- Problem -
Identify all lines in the data containing the string "тебя". Copy them out.

- The input -
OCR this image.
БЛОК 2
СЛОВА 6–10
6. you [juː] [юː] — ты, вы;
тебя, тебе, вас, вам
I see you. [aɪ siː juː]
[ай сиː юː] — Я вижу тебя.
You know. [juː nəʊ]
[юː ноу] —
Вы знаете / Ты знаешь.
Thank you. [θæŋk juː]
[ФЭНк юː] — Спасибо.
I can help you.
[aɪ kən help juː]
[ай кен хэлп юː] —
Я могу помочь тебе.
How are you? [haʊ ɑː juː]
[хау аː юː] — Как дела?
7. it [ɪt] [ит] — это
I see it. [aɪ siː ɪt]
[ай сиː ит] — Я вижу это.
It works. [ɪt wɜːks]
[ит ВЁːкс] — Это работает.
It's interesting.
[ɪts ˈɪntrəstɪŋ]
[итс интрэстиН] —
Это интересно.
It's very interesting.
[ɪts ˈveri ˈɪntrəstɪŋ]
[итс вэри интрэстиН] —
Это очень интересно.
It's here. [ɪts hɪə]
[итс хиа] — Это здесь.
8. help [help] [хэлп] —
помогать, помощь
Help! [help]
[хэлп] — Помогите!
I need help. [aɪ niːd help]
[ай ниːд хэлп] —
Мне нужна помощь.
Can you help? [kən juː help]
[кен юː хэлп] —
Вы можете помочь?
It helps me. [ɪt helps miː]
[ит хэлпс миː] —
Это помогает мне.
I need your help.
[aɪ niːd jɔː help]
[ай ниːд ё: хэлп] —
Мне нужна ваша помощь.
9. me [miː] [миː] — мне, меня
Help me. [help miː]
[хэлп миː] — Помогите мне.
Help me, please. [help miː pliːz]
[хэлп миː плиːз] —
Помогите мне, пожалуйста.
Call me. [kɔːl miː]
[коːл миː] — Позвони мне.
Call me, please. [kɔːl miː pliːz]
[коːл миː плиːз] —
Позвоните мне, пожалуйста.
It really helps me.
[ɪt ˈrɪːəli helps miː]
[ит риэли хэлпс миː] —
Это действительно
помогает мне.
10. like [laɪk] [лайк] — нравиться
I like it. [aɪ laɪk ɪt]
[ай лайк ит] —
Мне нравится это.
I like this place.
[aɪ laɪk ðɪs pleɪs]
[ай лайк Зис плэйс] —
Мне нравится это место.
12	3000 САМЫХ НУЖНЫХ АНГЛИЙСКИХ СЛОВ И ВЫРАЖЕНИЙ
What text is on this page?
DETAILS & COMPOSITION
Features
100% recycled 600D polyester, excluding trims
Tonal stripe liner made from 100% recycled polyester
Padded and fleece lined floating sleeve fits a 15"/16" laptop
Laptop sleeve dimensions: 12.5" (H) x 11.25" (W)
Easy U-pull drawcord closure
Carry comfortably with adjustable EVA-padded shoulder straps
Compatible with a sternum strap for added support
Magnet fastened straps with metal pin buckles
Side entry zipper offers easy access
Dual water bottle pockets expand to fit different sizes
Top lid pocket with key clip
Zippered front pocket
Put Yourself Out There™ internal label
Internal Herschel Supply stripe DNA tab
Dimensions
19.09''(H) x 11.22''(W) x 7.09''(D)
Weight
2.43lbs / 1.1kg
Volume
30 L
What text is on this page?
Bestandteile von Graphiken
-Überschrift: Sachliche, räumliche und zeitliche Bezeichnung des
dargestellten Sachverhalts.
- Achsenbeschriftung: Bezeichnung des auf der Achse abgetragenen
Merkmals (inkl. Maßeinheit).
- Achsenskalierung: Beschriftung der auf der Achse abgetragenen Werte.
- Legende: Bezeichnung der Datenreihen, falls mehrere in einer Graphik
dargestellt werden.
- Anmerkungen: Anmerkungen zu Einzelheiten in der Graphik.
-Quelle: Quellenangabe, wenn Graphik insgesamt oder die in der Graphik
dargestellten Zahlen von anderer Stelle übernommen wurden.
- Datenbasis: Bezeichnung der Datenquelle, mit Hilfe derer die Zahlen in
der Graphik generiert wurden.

- Finished task -
тебя, тебе, вас, вам
[ай сиː юː] — Я вижу тебя.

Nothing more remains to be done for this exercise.